*Recorded information*:
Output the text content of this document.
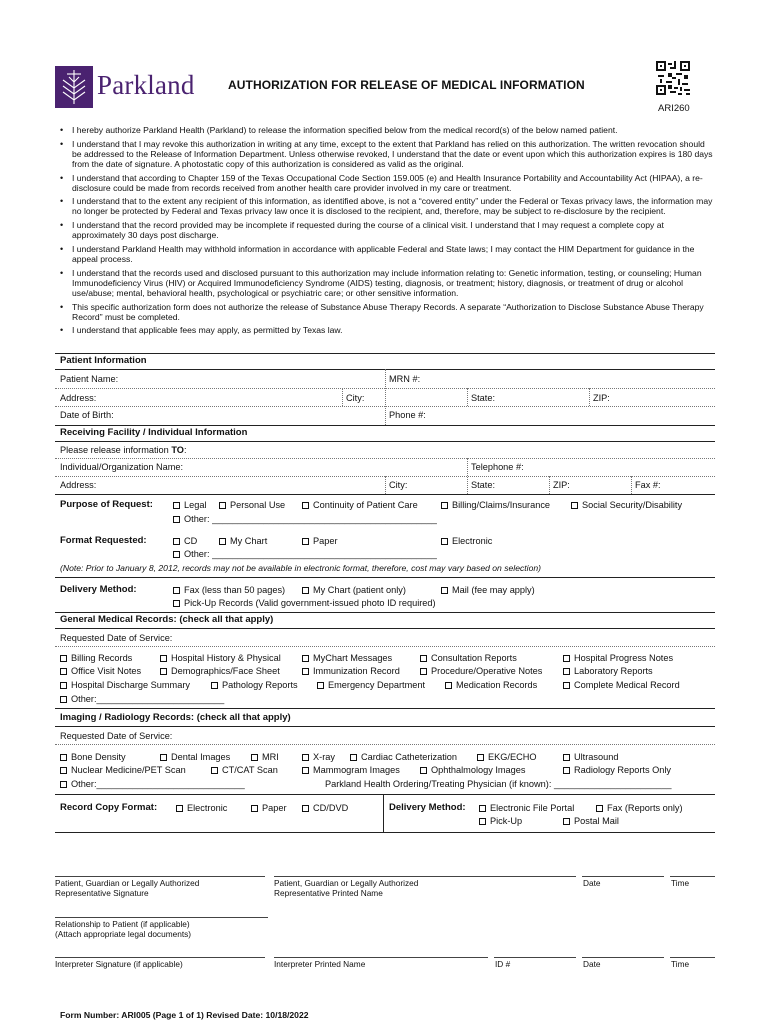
Parkland	AUTHORIZATION FOR RELEASE OF MEDICAL INFORMATION
ARI260
• I hereby authorize Parkland Health (Parkland) to release the information specified below from the medical record(s) of the below named patient.
• I understand that I may revoke this authorization in writing at any time, except to the extent that Parkland has relied on this authorization. The written revocation should be addressed to the Release of Information Department. Unless otherwise revoked, I understand that the date or event upon which this authorization expires is 180 days from the date of signature. A photostatic copy of this authorization is considered as valid as the original.
• I understand that according to Chapter 159 of the Texas Occupational Code Section 159.005 (e) and Health Insurance Portability and Accountability Act (HIPAA), a re-disclosure could be made from records received from another health care provider involved in my care or treatment.
• I understand that to the extent any recipient of this information, as identified above, is not a “covered entity” under the Federal or Texas privacy laws, the information may no longer be protected by Federal and Texas privacy law once it is disclosed to the recipient, and, therefore, may be subject to re-disclosure by the recipient.
• I understand that the record provided may be incomplete if requested during the course of a clinical visit. I understand that I may request a complete copy at approximately 30 days post discharge.
• I understand Parkland Health may withhold information in accordance with applicable Federal and State laws; I may contact the HIM Department for guidance in the appeal process.
• I understand that the records used and disclosed pursuant to this authorization may include information relating to: Genetic information, testing, or counseling; Human Immunodeficiency Virus (HIV) or Acquired Immunodeficiency Syndrome (AIDS) testing, diagnosis, or treatment; history, diagnosis, or treatment of drug or alcohol use/abuse; mental, behavioral health, psychological or psychiatric care; or other sensitive information.
• This specific authorization form does not authorize the release of Substance Abuse Therapy Records. A separate “Authorization to Disclose Substance Abuse Therapy Record” must be completed.
• I understand that applicable fees may apply, as permitted by Texas law.
Patient Information
Patient Name:	MRN #:
Address:	City:	State:	ZIP:
Date of Birth:	Phone #:
Receiving Facility / Individual Information
Please release information TO:
Individual/Organization Name:	Telephone #:
Address:	City:	State:	ZIP:	Fax #:
Purpose of Request:	Legal	Personal Use	Continuity of Patient Care	Billing/Claims/Insurance	Social Security/Disability
Other: ____________________________________________
Format Requested:	CD	My Chart	Paper	Electronic
Other: ____________________________________________
(Note: Prior to January 8, 2012, records may not be available in electronic format, therefore, cost may vary based on selection)
Delivery Method:	Fax (less than 50 pages)	My Chart (patient only)	Mail (fee may apply)
Pick-Up Records (Valid government-issued photo ID required)
General Medical Records: (check all that apply)
Requested Date of Service:
Billing Records	Hospital History & Physical	MyChart Messages	Consultation Reports	Hospital Progress Notes
Office Visit Notes	Demographics/Face Sheet	Immunization Record	Procedure/Operative Notes	Laboratory Reports
Hospital Discharge Summary	Pathology Reports	Emergency Department	Medication Records	Complete Medical Record
Other:_________________________
Imaging / Radiology Records: (check all that apply)
Requested Date of Service:
Bone Density	Dental Images	MRI	X-ray	Cardiac Catheterization	EKG/ECHO	Ultrasound
Nuclear Medicine/PET Scan	CT/CAT Scan	Mammogram Images	Ophthalmology Images	Radiology Reports Only
Other:_____________________________	Parkland Health Ordering/Treating Physician (if known): _______________________
Record Copy Format:	Electronic	Paper	CD/DVD	Delivery Method:	Electronic File Portal	Fax (Reports only)
Pick-Up	Postal Mail
Patient, Guardian or Legally Authorized
Representative Signature
Patient, Guardian or Legally Authorized
Representative Printed Name
Date	Time
Relationship to Patient (if applicable)
(Attach appropriate legal documents)
Interpreter Signature (if applicable)	Interpreter Printed Name	ID #	Date	Time
Form Number: ARI005 (Page 1 of 1) Revised Date: 10/18/2022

*Work instructions*:
The lines above should be transcribed exactly, with every image removed.

*Answer to this exercise*:
Output the text content of this document.
Parkland	AUTHORIZATION FOR RELEASE OF MEDICAL INFORMATION
ARI260
• I hereby authorize Parkland Health (Parkland) to release the information specified below from the medical record(s) of the below named patient.
• I understand that I may revoke this authorization in writing at any time, except to the extent that Parkland has relied on this authorization. The written revocation should be addressed to the Release of Information Department. Unless otherwise revoked, I understand that the date or event upon which this authorization expires is 180 days from the date of signature. A photostatic copy of this authorization is considered as valid as the original.
• I understand that according to Chapter 159 of the Texas Occupational Code Section 159.005 (e) and Health Insurance Portability and Accountability Act (HIPAA), a re-disclosure could be made from records received from another health care provider involved in my care or treatment.
• I understand that to the extent any recipient of this information, as identified above, is not a “covered entity” under the Federal or Texas privacy laws, the information may no longer be protected by Federal and Texas privacy law once it is disclosed to the recipient, and, therefore, may be subject to re-disclosure by the recipient.
• I understand that the record provided may be incomplete if requested during the course of a clinical visit. I understand that I may request a complete copy at approximately 30 days post discharge.
• I understand Parkland Health may withhold information in accordance with applicable Federal and State laws; I may contact the HIM Department for guidance in the appeal process.
• I understand that the records used and disclosed pursuant to this authorization may include information relating to: Genetic information, testing, or counseling; Human Immunodeficiency Virus (HIV) or Acquired Immunodeficiency Syndrome (AIDS) testing, diagnosis, or treatment; history, diagnosis, or treatment of drug or alcohol use/abuse; mental, behavioral health, psychological or psychiatric care; or other sensitive information.
• This specific authorization form does not authorize the release of Substance Abuse Therapy Records. A separate “Authorization to Disclose Substance Abuse Therapy Record” must be completed.
• I understand that applicable fees may apply, as permitted by Texas law.
Patient Information
Patient Name:	MRN #:
Address:	City:	State:	ZIP:
Date of Birth:	Phone #:
Receiving Facility / Individual Information
Please release information TO:
Individual/Organization Name:	Telephone #:
Address:	City:	State:	ZIP:	Fax #:
Purpose of Request:	Legal	Personal Use	Continuity of Patient Care	Billing/Claims/Insurance	Social Security/Disability
Other: ____________________________________________
Format Requested:	CD	My Chart	Paper	Electronic
Other: ____________________________________________
(Note: Prior to January 8, 2012, records may not be available in electronic format, therefore, cost may vary based on selection)
Delivery Method:	Fax (less than 50 pages)	My Chart (patient only)	Mail (fee may apply)
Pick-Up Records (Valid government-issued photo ID required)
General Medical Records: (check all that apply)
Requested Date of Service:
Billing Records	Hospital History & Physical	MyChart Messages	Consultation Reports	Hospital Progress Notes
Office Visit Notes	Demographics/Face Sheet	Immunization Record	Procedure/Operative Notes	Laboratory Reports
Hospital Discharge Summary	Pathology Reports	Emergency Department	Medication Records	Complete Medical Record
Other:_________________________
Imaging / Radiology Records: (check all that apply)
Requested Date of Service:
Bone Density	Dental Images	MRI	X-ray	Cardiac Catheterization	EKG/ECHO	Ultrasound
Nuclear Medicine/PET Scan	CT/CAT Scan	Mammogram Images	Ophthalmology Images	Radiology Reports Only
Other:_____________________________	Parkland Health Ordering/Treating Physician (if known): _______________________
Record Copy Format:	Electronic	Paper	CD/DVD	Delivery Method:	Electronic File Portal	Fax (Reports only)
Pick-Up	Postal Mail
Patient, Guardian or Legally Authorized
Representative Signature
Patient, Guardian or Legally Authorized
Representative Printed Name
Date	Time
Relationship to Patient (if applicable)
(Attach appropriate legal documents)
Interpreter Signature (if applicable)	Interpreter Printed Name	ID #	Date	Time
Form Number: ARI005 (Page 1 of 1) Revised Date: 10/18/2022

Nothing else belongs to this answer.